### Selected excerpt
.....
Now let's use the !analyze -v command to see what we get;

2: kd> !analyze -v
*******************************************************************************
*                                                                             *
*                        Bugcheck Analysis                                    *
*                                                                             *
*******************************************************************************

ATTEMPTED_EXECUTE_OF_NOEXECUTE_MEMORY (fc)
An attempt was made to execute non-executable memory.  The guilty driver
is on the stack trace (and is typically the current instruction pointer).
When possible, the guilty driver's name (Unicode string) is printed on
the bugcheck screen and saved in KiBugCheckDriver.
Arguments:
Arg1: fffff8a009000100, Virtual address for the attempted execute.
Arg2: 8400000165cf5121, PTE contents.
Arg3: fffff8800655f600, (reserved)
Arg4: 0000000000000002, (reserved)

Debugging Details:
------------------


CUSTOMER_CRASH_COUNT:  1

DEFAULT_BUCKET_ID:  WIN7_DRIVER_FAULT

BUGCHECK_STR:  0xFC

PROCESS_NAME:  System

CURRENT_IRQL:  0

TRAP_FRAME:  fffff8800655f600 -- (.trap 0xfffff8800655f600)
NOTE: The trap frame does not contain all registers.
Some register values may be zeroed or incorrect.
rax=fffff8a009000100 rbx=0000000000000000 rcx=fffffa80080ca570
rdx=000000008018e235 rsi=0000000000000000 rdi=0000000000000000
rip=fffff8a009000100 rsp=fffff8800655f798 rbp=fffff8800655f7f0
 r8=fffff8800655f7f0  r9=fffff8800655f7f0 r10=00000000fffffff7
r11=fffff8800655f980 r12=0000000000000000 r13=0000000000000000
r14=0000000000000000 r15=0000000000000000
iopl=0         nv up ei ng nz na po nc
fffff8a0`09000100 0035002c0020    add     byte ptr [fffff8a0`29002d06],dh ds:fffff8a0`29002d06=??
.....
### Required work
In the crash analysis output above, which process name is reported?
.....
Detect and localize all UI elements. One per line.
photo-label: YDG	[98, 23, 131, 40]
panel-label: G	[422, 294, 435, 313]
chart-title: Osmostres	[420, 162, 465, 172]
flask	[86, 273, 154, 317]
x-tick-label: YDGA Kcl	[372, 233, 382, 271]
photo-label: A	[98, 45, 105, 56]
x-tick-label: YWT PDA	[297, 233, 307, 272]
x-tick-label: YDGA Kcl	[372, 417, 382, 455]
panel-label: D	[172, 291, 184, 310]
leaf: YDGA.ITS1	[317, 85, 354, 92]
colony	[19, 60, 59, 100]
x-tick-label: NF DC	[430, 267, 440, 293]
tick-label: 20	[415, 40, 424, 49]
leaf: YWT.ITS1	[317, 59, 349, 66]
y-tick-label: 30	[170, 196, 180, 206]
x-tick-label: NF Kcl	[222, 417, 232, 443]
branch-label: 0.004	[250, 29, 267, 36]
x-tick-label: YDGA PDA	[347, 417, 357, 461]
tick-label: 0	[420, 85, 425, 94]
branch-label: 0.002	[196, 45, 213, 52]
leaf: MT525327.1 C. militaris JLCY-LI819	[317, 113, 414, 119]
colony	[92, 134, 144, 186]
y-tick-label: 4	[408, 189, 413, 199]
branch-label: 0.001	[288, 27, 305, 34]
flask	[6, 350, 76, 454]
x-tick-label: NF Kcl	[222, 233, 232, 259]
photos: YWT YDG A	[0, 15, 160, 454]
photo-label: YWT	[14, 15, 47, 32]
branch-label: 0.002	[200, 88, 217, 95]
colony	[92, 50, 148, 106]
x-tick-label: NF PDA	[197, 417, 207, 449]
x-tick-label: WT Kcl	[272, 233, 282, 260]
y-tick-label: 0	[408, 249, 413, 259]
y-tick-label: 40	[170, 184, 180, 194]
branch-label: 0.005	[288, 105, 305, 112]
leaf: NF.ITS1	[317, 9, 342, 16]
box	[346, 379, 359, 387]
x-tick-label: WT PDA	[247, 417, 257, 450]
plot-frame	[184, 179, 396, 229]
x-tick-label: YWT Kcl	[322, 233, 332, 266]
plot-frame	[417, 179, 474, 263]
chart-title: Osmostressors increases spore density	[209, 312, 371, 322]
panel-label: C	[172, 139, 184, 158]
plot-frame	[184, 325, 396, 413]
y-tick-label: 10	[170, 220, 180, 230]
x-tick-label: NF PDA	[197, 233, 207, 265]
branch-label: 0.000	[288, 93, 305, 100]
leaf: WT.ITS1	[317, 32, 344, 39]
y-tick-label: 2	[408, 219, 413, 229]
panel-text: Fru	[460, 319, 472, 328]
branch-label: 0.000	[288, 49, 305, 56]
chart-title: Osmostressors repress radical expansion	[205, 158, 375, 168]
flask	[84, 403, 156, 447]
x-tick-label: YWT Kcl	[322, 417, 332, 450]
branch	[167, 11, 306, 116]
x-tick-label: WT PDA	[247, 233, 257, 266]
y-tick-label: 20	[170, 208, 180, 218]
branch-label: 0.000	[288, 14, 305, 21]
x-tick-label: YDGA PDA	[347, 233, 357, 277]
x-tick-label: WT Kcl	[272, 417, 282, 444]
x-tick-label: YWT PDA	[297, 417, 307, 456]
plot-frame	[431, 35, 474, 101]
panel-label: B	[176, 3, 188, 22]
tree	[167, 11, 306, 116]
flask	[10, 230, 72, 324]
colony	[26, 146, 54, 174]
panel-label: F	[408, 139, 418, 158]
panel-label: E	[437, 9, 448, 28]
.....
### Output for this exercise
System